WORK ITEM A: In the code review, what does the reviewer suggest the user provide instead of a sentinel?
WORK ITEM B: List every open-mode constant named in the comments of the proposed flag list in the code review.
WORK ITEM C: Please copy part of the code review. Begin at the words "on the grounds" and stop after "temporary arrays required).".

Then we can leave it as-is I suppose. We can always treat other flags separately in this case statement if needed in the future.


+        }
+    }
+
+    virBufferAsprintf(&buf, "set=%d,fd=%d%s%s", fdset, fd,
+                      (name) ? ",opaque=" : "",
+                      mode);
+    if (name)
+        virBufferEscape(&buf, ',', ",", "%s", name);
Slightly easier to read as:

virBufferAsprintf(&buf, "set=%d,fd=%d", fdset, fd);
if (name)
     virBufferEscape(&buf, ',', ",", ",opaque=%s", name);

Something like this, yes. 'mode' still needs to be printed in the if(name) part but cannot be part of virBufferEscape.

Rather than having the user supply a sentinel, would it be better to
have the user provide nopenFlags?  That is, when opening a single fd,
passing '&mode, 1' is easier than passing 'int[] { mode, -1}',
especially if we don't want to use C99 initializer syntax.  For that
matter, would it be any easier to pass a flags instead of a mode, where
we have the bitwise-or of:

QEMU_USE_RDONLY = 1 << 0, // O_RDONLY
QEMU_USE_RDWR   = 1 << 1, // O_RDWR
QEMU_USE WRONLY = 1 << 2, // O_WRONLY

on the grounds that writing 'QEMU_USE_RDONLY | QEMU_USE_RDWR' looks a
little cleaner than writing '(int[]){O_RDONLY, O_RDWR, -1}' (no
temporary arrays required).

LISTED ENTRIES:
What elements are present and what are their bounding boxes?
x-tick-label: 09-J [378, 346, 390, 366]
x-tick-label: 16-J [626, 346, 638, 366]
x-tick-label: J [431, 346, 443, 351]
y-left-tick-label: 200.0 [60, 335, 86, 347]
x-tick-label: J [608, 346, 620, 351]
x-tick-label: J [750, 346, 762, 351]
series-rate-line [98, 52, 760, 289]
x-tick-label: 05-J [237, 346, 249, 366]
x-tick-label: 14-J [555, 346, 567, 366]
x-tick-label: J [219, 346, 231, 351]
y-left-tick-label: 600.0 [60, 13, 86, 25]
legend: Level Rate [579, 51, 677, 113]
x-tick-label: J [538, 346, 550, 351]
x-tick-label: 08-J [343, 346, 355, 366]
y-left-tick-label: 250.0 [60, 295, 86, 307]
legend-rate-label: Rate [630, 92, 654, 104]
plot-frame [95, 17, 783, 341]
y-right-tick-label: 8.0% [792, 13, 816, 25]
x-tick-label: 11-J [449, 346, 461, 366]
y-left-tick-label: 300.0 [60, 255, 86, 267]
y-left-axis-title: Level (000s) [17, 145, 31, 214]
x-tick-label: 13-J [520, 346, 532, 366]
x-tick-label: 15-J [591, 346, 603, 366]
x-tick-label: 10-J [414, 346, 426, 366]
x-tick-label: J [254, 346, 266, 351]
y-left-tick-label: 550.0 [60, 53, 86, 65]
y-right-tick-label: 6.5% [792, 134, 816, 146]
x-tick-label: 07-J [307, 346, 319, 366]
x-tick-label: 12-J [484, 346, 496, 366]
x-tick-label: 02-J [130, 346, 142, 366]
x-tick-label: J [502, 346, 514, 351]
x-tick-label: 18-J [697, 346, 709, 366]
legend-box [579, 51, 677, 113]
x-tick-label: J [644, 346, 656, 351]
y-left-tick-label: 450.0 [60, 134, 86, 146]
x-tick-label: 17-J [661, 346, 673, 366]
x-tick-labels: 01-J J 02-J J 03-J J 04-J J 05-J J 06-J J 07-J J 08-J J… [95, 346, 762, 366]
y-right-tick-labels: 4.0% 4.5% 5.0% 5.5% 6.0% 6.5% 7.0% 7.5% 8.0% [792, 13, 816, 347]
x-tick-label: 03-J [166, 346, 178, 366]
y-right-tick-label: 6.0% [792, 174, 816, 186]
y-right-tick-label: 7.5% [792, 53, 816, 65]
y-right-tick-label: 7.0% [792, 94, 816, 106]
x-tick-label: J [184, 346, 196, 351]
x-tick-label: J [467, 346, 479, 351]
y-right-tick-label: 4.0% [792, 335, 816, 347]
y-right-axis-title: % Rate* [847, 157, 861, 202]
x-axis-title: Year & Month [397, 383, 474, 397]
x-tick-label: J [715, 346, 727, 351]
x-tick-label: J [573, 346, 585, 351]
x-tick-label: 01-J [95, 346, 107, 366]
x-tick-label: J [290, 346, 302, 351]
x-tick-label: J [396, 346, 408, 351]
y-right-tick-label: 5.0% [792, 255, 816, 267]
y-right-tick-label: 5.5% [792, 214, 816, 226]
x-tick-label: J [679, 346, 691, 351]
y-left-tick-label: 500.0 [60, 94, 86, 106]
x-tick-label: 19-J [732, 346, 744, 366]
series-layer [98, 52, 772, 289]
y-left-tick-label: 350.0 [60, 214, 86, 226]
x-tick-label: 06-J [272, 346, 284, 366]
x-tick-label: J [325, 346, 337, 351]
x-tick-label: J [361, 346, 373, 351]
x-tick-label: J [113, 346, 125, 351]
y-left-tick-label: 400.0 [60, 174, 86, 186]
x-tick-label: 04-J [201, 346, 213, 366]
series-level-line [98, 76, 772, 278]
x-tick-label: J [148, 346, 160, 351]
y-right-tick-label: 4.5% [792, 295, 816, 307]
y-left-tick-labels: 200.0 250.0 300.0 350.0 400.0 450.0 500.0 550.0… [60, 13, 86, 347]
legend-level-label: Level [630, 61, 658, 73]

EXERCISE ANSWER A: nopenFlags

EXERCISE ANSWER B: O_RDONLY, O_RDWR, O_WRONLY

EXERCISE ANSWER C:
on the grounds that writing 'QEMU_USE_RDONLY | QEMU_USE_RDWR' looks a
little cleaner than writing '(int[]){O_RDONLY, O_RDWR, -1}' (no
temporary arrays required).